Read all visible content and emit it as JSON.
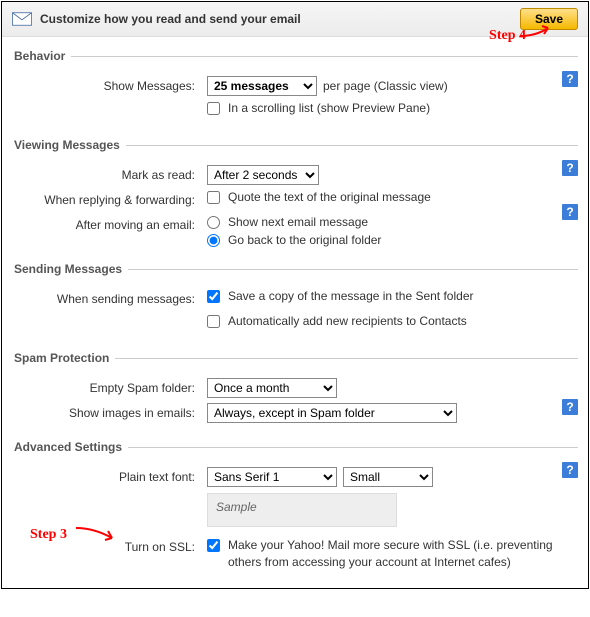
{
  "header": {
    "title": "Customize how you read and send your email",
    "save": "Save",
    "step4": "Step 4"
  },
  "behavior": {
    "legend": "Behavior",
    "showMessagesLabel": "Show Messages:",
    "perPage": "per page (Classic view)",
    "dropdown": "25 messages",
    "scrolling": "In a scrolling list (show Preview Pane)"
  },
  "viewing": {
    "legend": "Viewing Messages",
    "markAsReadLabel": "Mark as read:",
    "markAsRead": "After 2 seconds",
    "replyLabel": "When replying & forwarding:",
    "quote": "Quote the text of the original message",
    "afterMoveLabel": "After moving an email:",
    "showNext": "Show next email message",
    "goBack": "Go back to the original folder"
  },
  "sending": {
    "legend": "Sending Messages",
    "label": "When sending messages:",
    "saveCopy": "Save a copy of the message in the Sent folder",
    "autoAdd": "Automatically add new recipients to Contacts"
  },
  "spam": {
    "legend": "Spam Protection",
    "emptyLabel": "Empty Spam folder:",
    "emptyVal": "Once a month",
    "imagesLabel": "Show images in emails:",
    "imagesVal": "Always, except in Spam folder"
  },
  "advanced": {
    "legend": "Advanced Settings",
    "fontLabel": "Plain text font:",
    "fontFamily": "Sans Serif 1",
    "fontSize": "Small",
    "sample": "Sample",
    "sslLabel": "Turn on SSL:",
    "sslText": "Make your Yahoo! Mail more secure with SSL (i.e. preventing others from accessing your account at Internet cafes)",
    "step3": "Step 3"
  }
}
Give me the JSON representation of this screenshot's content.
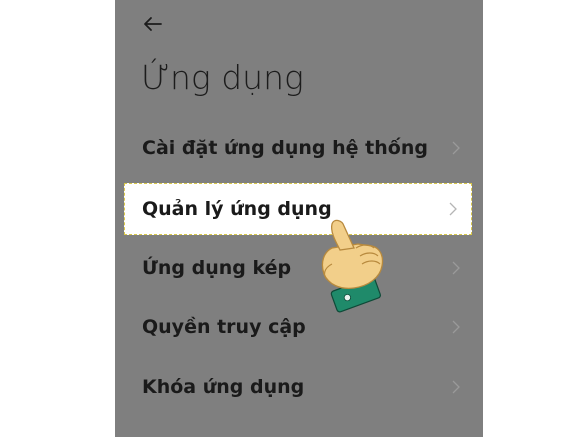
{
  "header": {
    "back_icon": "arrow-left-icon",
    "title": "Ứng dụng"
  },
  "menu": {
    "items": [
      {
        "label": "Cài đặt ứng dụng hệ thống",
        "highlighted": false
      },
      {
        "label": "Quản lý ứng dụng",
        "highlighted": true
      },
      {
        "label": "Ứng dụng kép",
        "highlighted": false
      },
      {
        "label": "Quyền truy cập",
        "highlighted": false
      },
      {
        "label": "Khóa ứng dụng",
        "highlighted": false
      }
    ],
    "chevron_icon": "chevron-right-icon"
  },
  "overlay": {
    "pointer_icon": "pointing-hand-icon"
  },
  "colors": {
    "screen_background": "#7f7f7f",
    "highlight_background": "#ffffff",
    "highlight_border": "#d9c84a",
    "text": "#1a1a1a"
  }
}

┄┄┄┄┄┄┄┄┄┄┄┄┄┄┄┄┄┄┄┄

■ **EXERCISE DESCRIPTION**:
Make a verbatim copy of all the entries and strip out the pictures.

■ **WRITTEN ANSWER**:
Read all visible content and emit it as JSON.
{
  "header": {
    "title": "Customize how you read and send your email",
    "save": "Save",
    "step4": "Step 4"
  },
  "behavior": {
    "legend": "Behavior",
    "showMessagesLabel": "Show Messages:",
    "perPage": "per page (Classic view)",
    "dropdown": "25 messages",
    "scrolling": "In a scrolling list (show Preview Pane)"
  },
  "viewing": {
    "legend": "Viewing Messages",
    "markAsReadLabel": "Mark as read:",
    "markAsRead": "After 2 seconds",
    "replyLabel": "When replying & forwarding:",
    "quote": "Quote the text of the original message",
    "afterMoveLabel": "After moving an email:",
    "showNext": "Show next email message",
    "goBack": "Go back to the original folder"
  },
  "sending": {
    "legend": "Sending Messages",
    "label": "When sending messages:",
    "saveCopy": "Save a copy of the message in the Sent folder",
    "autoAdd": "Automatically add new recipients to Contacts"
  },
  "spam": {
    "legend": "Spam Protection",
    "emptyLabel": "Empty Spam folder:",
    "emptyVal": "Once a month",
    "imagesLabel": "Show images in emails:",
    "imagesVal": "Always, except in Spam folder"
  },
  "advanced": {
    "legend": "Advanced Settings",
    "fontLabel": "Plain text font:",
    "fontFamily": "Sans Serif 1",
    "fontSize": "Small",
    "sample": "Sample",
    "sslLabel": "Turn on SSL:",
    "sslText": "Make your Yahoo! Mail more secure with SSL (i.e. preventing others from accessing your account at Internet cafes)",
    "step3": "Step 3"
  }
}
Give me the JSON representation of this screenshot's content.
{
  "header": {
    "back_icon": "arrow-left-icon",
    "title": "Ứng dụng"
  },
  "menu": {
    "items": [
      {
        "label": "Cài đặt ứng dụng hệ thống",
        "highlighted": false
      },
      {
        "label": "Quản lý ứng dụng",
        "highlighted": true
      },
      {
        "label": "Ứng dụng kép",
        "highlighted": false
      },
      {
        "label": "Quyền truy cập",
        "highlighted": false
      },
      {
        "label": "Khóa ứng dụng",
        "highlighted": false
      }
    ],
    "chevron_icon": "chevron-right-icon"
  },
  "overlay": {
    "pointer_icon": "pointing-hand-icon"
  },
  "colors": {
    "screen_background": "#7f7f7f",
    "highlight_background": "#ffffff",
    "highlight_border": "#d9c84a",
    "text": "#1a1a1a"
  }
}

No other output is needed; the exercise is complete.